Extracted data entries
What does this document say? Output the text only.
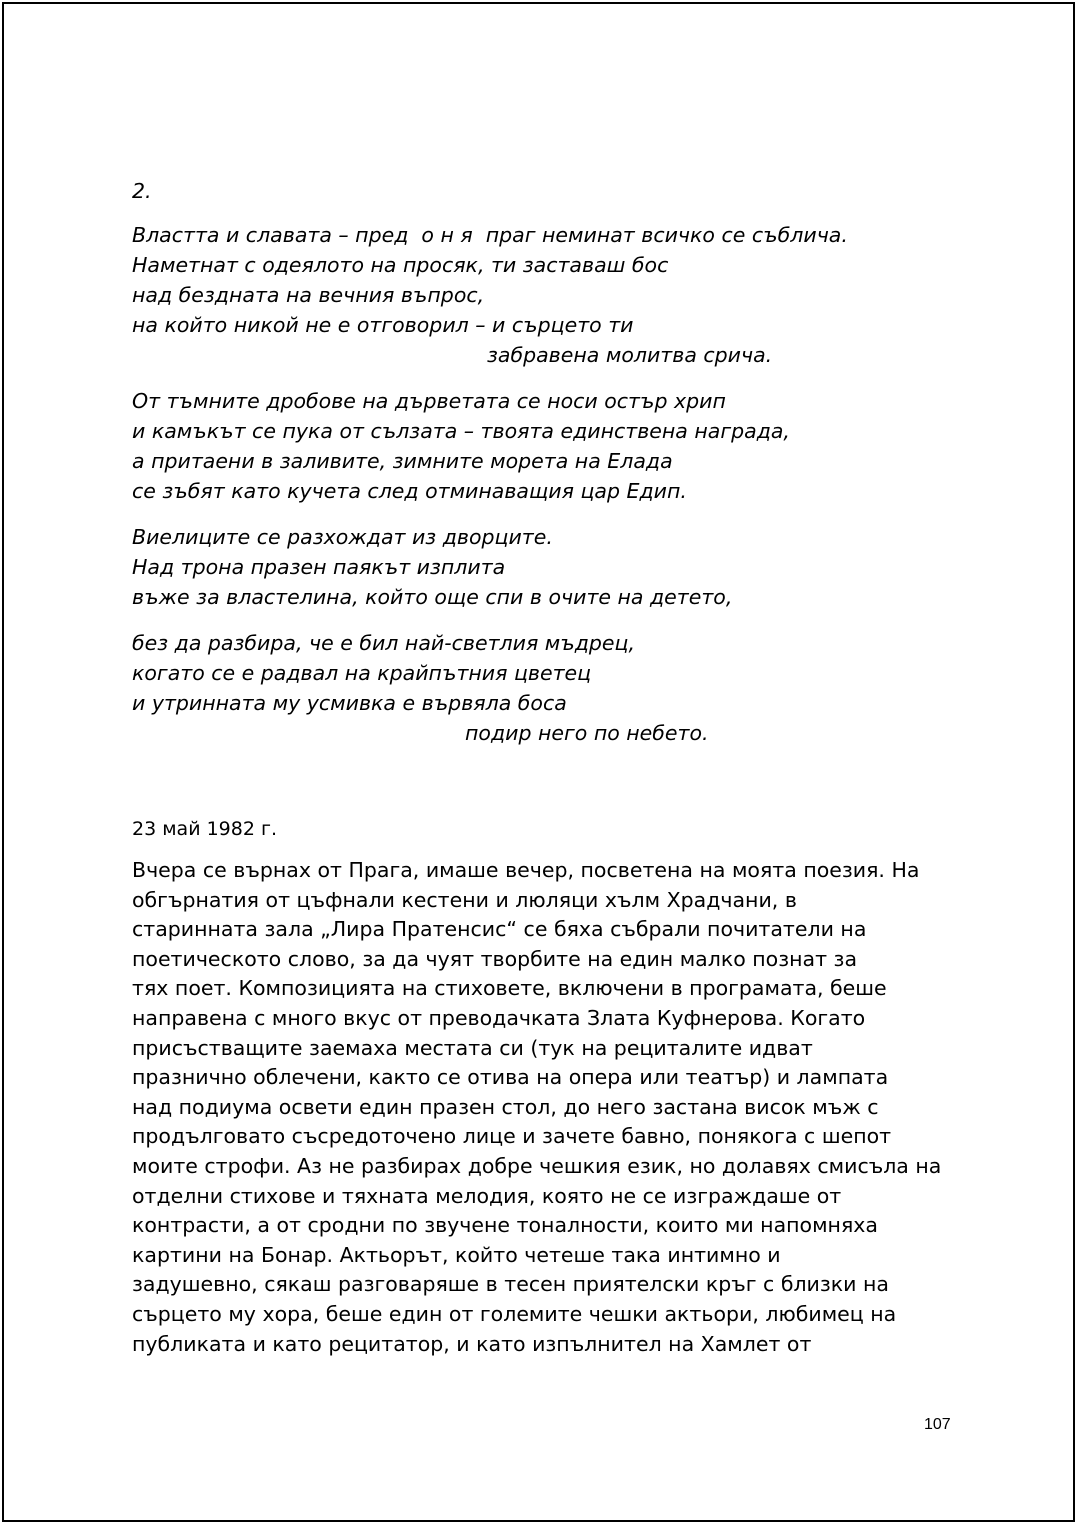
2.
Властта и славата – пред  о н я  праг неминат всичко се съблича.
Наметнат с одеялото на просяк, ти заставаш бос
над бездната на вечния въпрос,
на който никой не е отговорил – и сърцето ти
забравена молитва срича.
От тъмните дробове на дърветата се носи остър хрип
и камъкът се пука от сълзата – твоята единствена награда,
а притаени в заливите, зимните морета на Елада
се зъбят като кучета след отминаващия цар Едип.
Виелиците се разхождат из дворците.
Над трона празен паякът изплита
въже за властелина, който още спи в очите на детето,
без да разбира, че е бил най-светлия мъдрец,
когато се е радвал на крайпътния цветец
и утринната му усмивка е вървяла боса
подир него по небето.
23 май 1982 г.
Вчера се върнах от Прага, имаше вечер, посветена на моята поезия. На
обгърнатия от цъфнали кестени и люляци хълм Храдчани, в
старинната зала „Лира Пратенсис“ се бяха събрали почитатели на
поетическото слово, за да чуят творбите на един малко познат за
тях поет. Композицията на стиховете, включени в програмата, беше
направена с много вкус от преводачката Злата Куфнерова. Когато
присъстващите заемаха местата си (тук на рециталите идват
празнично облечени, както се отива на опера или театър) и лампата
над подиума освети един празен стол, до него застана висок мъж с
продълговато съсредоточено лице и зачете бавно, понякога с шепот
моите строфи. Аз не разбирах добре чешкия език, но долавях смисъла на
отделни стихове и тяхната мелодия, която не се изграждаше от
контрасти, а от сродни по звучене тоналности, които ми напомняха
картини на Бонар. Актьорът, който четеше така интимно и
задушевно, сякаш разговаряше в тесен приятелски кръг с близки на
сърцето му хора, беше един от големите чешки актьори, любимец на
публиката и като рецитатор, и като изпълнител на Хамлет от
107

-- Exercise aim --
Select and copy every line from the records that includes the word "като".

-- Output for this exercise --
се зъбят като кучета след отминаващия цар Едип.
публиката и като рецитатор, и като изпълнител на Хамлет от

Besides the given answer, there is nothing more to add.